■ **GOAL OF THE EXERCISE**: Take the entries below and reproduce them word for word.
*** SUPPLIED DATA ***
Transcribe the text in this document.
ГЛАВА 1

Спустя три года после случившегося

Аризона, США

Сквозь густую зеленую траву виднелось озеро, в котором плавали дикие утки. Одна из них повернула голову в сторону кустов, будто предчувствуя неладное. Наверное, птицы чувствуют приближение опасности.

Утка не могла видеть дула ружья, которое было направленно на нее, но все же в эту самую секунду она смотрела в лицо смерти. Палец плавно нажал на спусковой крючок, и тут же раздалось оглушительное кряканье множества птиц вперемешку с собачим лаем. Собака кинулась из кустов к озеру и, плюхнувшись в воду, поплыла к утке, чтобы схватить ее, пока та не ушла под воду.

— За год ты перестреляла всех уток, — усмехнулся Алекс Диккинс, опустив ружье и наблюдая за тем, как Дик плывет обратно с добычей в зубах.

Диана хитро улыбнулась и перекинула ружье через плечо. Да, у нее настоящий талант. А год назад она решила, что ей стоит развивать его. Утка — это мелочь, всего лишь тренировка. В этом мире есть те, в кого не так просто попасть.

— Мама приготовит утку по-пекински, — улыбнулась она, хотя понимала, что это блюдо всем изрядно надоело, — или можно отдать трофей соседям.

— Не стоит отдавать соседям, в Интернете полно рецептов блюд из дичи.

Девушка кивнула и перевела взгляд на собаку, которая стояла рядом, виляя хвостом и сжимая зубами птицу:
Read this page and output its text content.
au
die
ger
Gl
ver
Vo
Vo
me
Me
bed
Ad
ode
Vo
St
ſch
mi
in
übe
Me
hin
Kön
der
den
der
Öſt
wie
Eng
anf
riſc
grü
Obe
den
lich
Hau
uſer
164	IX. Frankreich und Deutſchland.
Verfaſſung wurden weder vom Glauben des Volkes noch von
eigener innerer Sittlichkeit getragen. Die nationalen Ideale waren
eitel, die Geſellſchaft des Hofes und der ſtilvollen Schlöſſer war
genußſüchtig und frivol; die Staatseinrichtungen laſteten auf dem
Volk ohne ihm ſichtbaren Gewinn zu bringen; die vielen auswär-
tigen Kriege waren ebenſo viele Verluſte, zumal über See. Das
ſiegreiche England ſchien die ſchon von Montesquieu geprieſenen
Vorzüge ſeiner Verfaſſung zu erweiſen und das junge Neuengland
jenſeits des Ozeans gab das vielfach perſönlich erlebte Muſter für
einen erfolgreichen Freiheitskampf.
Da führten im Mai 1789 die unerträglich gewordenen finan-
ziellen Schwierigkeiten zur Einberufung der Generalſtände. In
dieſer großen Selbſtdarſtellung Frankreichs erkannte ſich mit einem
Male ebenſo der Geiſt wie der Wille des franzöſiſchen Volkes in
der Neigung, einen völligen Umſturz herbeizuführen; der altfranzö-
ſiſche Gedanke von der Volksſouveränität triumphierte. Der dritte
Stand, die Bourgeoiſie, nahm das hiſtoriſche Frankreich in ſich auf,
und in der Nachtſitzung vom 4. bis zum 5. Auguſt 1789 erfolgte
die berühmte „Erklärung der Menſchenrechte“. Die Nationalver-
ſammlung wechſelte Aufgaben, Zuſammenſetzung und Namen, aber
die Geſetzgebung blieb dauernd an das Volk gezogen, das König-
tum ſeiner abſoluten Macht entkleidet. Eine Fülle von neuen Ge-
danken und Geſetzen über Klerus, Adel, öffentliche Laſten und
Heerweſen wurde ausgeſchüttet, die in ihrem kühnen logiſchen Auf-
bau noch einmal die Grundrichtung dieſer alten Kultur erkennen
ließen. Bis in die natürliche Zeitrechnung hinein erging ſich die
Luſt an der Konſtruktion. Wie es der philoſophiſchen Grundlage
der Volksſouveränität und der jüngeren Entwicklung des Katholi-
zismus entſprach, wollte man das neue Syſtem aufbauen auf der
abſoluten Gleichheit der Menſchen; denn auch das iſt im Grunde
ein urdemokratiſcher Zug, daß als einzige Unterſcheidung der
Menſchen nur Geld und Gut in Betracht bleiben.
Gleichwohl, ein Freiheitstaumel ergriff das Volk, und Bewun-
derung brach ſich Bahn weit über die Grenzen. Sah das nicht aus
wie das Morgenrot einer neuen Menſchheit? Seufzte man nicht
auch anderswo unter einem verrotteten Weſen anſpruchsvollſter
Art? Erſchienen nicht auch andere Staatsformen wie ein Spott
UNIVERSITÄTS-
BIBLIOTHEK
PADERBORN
***
■ **FULL RESPONSE**:
Transcribe the text in this document.
ГЛАВА 1

Спустя три года после случившегося

Аризона, США

Сквозь густую зеленую траву виднелось озеро, в котором плавали дикие утки. Одна из них повернула голову в сторону кустов, будто предчувствуя неладное. Наверное, птицы чувствуют приближение опасности.

Утка не могла видеть дула ружья, которое было направленно на нее, но все же в эту самую секунду она смотрела в лицо смерти. Палец плавно нажал на спусковой крючок, и тут же раздалось оглушительное кряканье множества птиц вперемешку с собачим лаем. Собака кинулась из кустов к озеру и, плюхнувшись в воду, поплыла к утке, чтобы схватить ее, пока та не ушла под воду.

— За год ты перестреляла всех уток, — усмехнулся Алекс Диккинс, опустив ружье и наблюдая за тем, как Дик плывет обратно с добычей в зубах.

Диана хитро улыбнулась и перекинула ружье через плечо. Да, у нее настоящий талант. А год назад она решила, что ей стоит развивать его. Утка — это мелочь, всего лишь тренировка. В этом мире есть те, в кого не так просто попасть.

— Мама приготовит утку по-пекински, — улыбнулась она, хотя понимала, что это блюдо всем изрядно надоело, — или можно отдать трофей соседям.

— Не стоит отдавать соседям, в Интернете полно рецептов блюд из дичи.

Девушка кивнула и перевела взгляд на собаку, которая стояла рядом, виляя хвостом и сжимая зубами птицу:
Read this page and output its text content.
au
die
ger
Gl
ver
Vo
Vo
me
Me
bed
Ad
ode
Vo
St
ſch
mi
in
übe
Me
hin
Kön
der
den
der
Öſt
wie
Eng
anf
riſc
grü
Obe
den
lich
Hau
uſer
164	IX. Frankreich und Deutſchland.
Verfaſſung wurden weder vom Glauben des Volkes noch von
eigener innerer Sittlichkeit getragen. Die nationalen Ideale waren
eitel, die Geſellſchaft des Hofes und der ſtilvollen Schlöſſer war
genußſüchtig und frivol; die Staatseinrichtungen laſteten auf dem
Volk ohne ihm ſichtbaren Gewinn zu bringen; die vielen auswär-
tigen Kriege waren ebenſo viele Verluſte, zumal über See. Das
ſiegreiche England ſchien die ſchon von Montesquieu geprieſenen
Vorzüge ſeiner Verfaſſung zu erweiſen und das junge Neuengland
jenſeits des Ozeans gab das vielfach perſönlich erlebte Muſter für
einen erfolgreichen Freiheitskampf.
Da führten im Mai 1789 die unerträglich gewordenen finan-
ziellen Schwierigkeiten zur Einberufung der Generalſtände. In
dieſer großen Selbſtdarſtellung Frankreichs erkannte ſich mit einem
Male ebenſo der Geiſt wie der Wille des franzöſiſchen Volkes in
der Neigung, einen völligen Umſturz herbeizuführen; der altfranzö-
ſiſche Gedanke von der Volksſouveränität triumphierte. Der dritte
Stand, die Bourgeoiſie, nahm das hiſtoriſche Frankreich in ſich auf,
und in der Nachtſitzung vom 4. bis zum 5. Auguſt 1789 erfolgte
die berühmte „Erklärung der Menſchenrechte“. Die Nationalver-
ſammlung wechſelte Aufgaben, Zuſammenſetzung und Namen, aber
die Geſetzgebung blieb dauernd an das Volk gezogen, das König-
tum ſeiner abſoluten Macht entkleidet. Eine Fülle von neuen Ge-
danken und Geſetzen über Klerus, Adel, öffentliche Laſten und
Heerweſen wurde ausgeſchüttet, die in ihrem kühnen logiſchen Auf-
bau noch einmal die Grundrichtung dieſer alten Kultur erkennen
ließen. Bis in die natürliche Zeitrechnung hinein erging ſich die
Luſt an der Konſtruktion. Wie es der philoſophiſchen Grundlage
der Volksſouveränität und der jüngeren Entwicklung des Katholi-
zismus entſprach, wollte man das neue Syſtem aufbauen auf der
abſoluten Gleichheit der Menſchen; denn auch das iſt im Grunde
ein urdemokratiſcher Zug, daß als einzige Unterſcheidung der
Menſchen nur Geld und Gut in Betracht bleiben.
Gleichwohl, ein Freiheitstaumel ergriff das Volk, und Bewun-
derung brach ſich Bahn weit über die Grenzen. Sah das nicht aus
wie das Morgenrot einer neuen Menſchheit? Seufzte man nicht
auch anderswo unter einem verrotteten Weſen anſpruchsvollſter
Art? Erſchienen nicht auch andere Staatsformen wie ein Spott
UNIVERSITÄTS-
BIBLIOTHEK
PADERBORN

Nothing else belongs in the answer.